DATA TO USE:
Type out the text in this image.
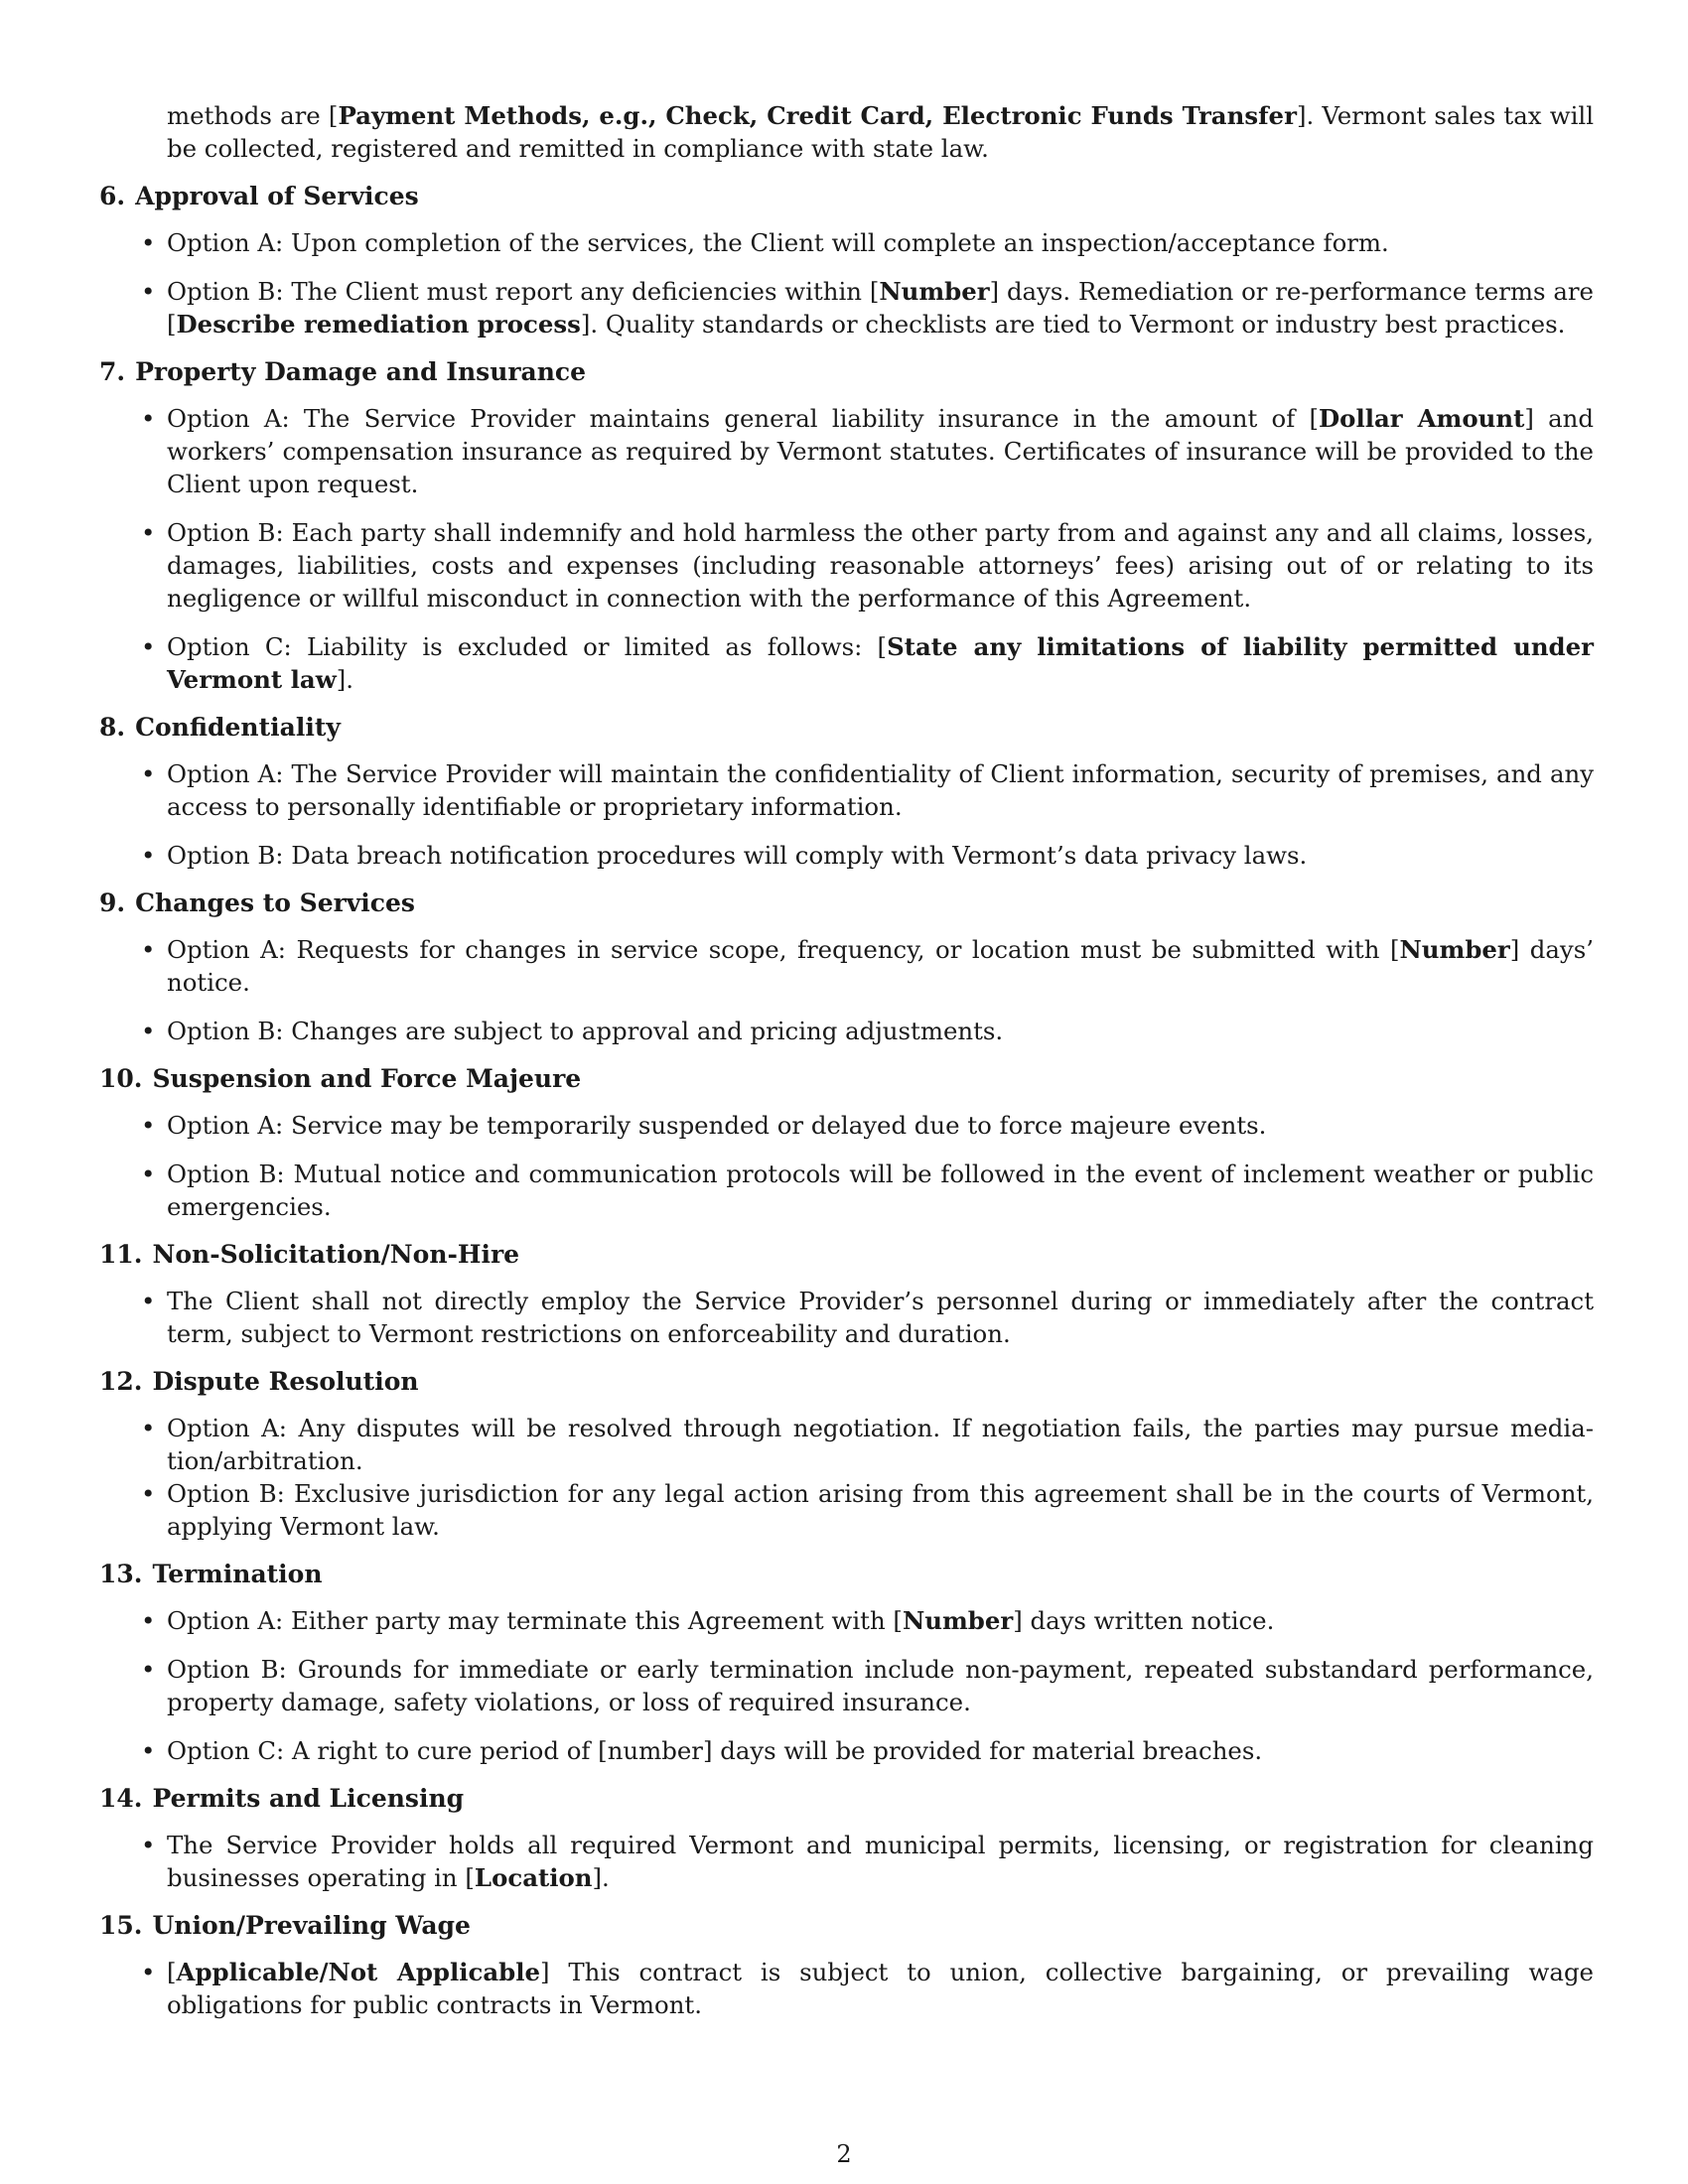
methods are [Payment Methods, e.g., Check, Credit Card, Electronic Funds Transfer]. Vermont sales tax will be collected, registered and remitted in compliance with state law.

6. Approval of Services
• Option A: Upon completion of the services, the Client will complete an inspection/acceptance form.
• Option B: The Client must report any deficiencies within [Number] days. Remediation or re-performance terms are [Describe remediation process]. Quality standards or checklists are tied to Vermont or industry best practices.
7. Property Damage and Insurance
• Option A: The Service Provider maintains general liability insurance in the amount of [Dollar Amount] and workers’ compensation insurance as required by Vermont statutes. Certificates of insurance will be provided to the Client upon request.
• Option B: Each party shall indemnify and hold harmless the other party from and against any and all claims, losses, damages, liabilities, costs and expenses (including reasonable attorneys’ fees) arising out of or relating to its negligence or willful misconduct in connection with the performance of this Agreement.
• Option C: Liability is excluded or limited as follows: [State any limitations of liability permitted under Vermont law].
8. Confidentiality
• Option A: The Service Provider will maintain the confidentiality of Client information, security of premises, and any access to personally identifiable or proprietary information.
• Option B: Data breach notification procedures will comply with Vermont’s data privacy laws.
9. Changes to Services
• Option A: Requests for changes in service scope, frequency, or location must be submitted with [Number] days’ notice.
• Option B: Changes are subject to approval and pricing adjustments.
10. Suspension and Force Majeure
• Option A: Service may be temporarily suspended or delayed due to force majeure events.
• Option B: Mutual notice and communication protocols will be followed in the event of inclement weather or public emergencies.
11. Non-Solicitation/Non-Hire
• The Client shall not directly employ the Service Provider’s personnel during or immediately after the contract term, subject to Vermont restrictions on enforceability and duration.
12. Dispute Resolution
• Option A: Any disputes will be resolved through negotiation. If negotiation fails, the parties may pursue mediation/arbitration.
• Option B: Exclusive jurisdiction for any legal action arising from this agreement shall be in the courts of Vermont, applying Vermont law.
13. Termination
• Option A: Either party may terminate this Agreement with [Number] days written notice.
• Option B: Grounds for immediate or early termination include non-payment, repeated substandard performance, property damage, safety violations, or loss of required insurance.
• Option C: A right to cure period of [number] days will be provided for material breaches.
14. Permits and Licensing
• The Service Provider holds all required Vermont and municipal permits, licensing, or registration for cleaning businesses operating in [Location].
15. Union/Prevailing Wage
• [Applicable/Not Applicable] This contract is subject to union, collective bargaining, or prevailing wage obligations for public contracts in Vermont.
2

TO DO:
Above are records to transcribe exactly; leave their pictures out.

COMPLETED EXERCISE:
Type out the text in this image.
methods are [Payment Methods, e.g., Check, Credit Card, Electronic Funds Transfer]. Vermont sales tax will be collected, registered and remitted in compliance with state law.

6. Approval of Services
• Option A: Upon completion of the services, the Client will complete an inspection/acceptance form.
• Option B: The Client must report any deficiencies within [Number] days. Remediation or re-performance terms are [Describe remediation process]. Quality standards or checklists are tied to Vermont or industry best practices.
7. Property Damage and Insurance
• Option A: The Service Provider maintains general liability insurance in the amount of [Dollar Amount] and workers’ compensation insurance as required by Vermont statutes. Certificates of insurance will be provided to the Client upon request.
• Option B: Each party shall indemnify and hold harmless the other party from and against any and all claims, losses, damages, liabilities, costs and expenses (including reasonable attorneys’ fees) arising out of or relating to its negligence or willful misconduct in connection with the performance of this Agreement.
• Option C: Liability is excluded or limited as follows: [State any limitations of liability permitted under Vermont law].
8. Confidentiality
• Option A: The Service Provider will maintain the confidentiality of Client information, security of premises, and any access to personally identifiable or proprietary information.
• Option B: Data breach notification procedures will comply with Vermont’s data privacy laws.
9. Changes to Services
• Option A: Requests for changes in service scope, frequency, or location must be submitted with [Number] days’ notice.
• Option B: Changes are subject to approval and pricing adjustments.
10. Suspension and Force Majeure
• Option A: Service may be temporarily suspended or delayed due to force majeure events.
• Option B: Mutual notice and communication protocols will be followed in the event of inclement weather or public emergencies.
11. Non-Solicitation/Non-Hire
• The Client shall not directly employ the Service Provider’s personnel during or immediately after the contract term, subject to Vermont restrictions on enforceability and duration.
12. Dispute Resolution
• Option A: Any disputes will be resolved through negotiation. If negotiation fails, the parties may pursue mediation/arbitration.
• Option B: Exclusive jurisdiction for any legal action arising from this agreement shall be in the courts of Vermont, applying Vermont law.
13. Termination
• Option A: Either party may terminate this Agreement with [Number] days written notice.
• Option B: Grounds for immediate or early termination include non-payment, repeated substandard performance, property damage, safety violations, or loss of required insurance.
• Option C: A right to cure period of [number] days will be provided for material breaches.
14. Permits and Licensing
• The Service Provider holds all required Vermont and municipal permits, licensing, or registration for cleaning businesses operating in [Location].
15. Union/Prevailing Wage
• [Applicable/Not Applicable] This contract is subject to union, collective bargaining, or prevailing wage obligations for public contracts in Vermont.
2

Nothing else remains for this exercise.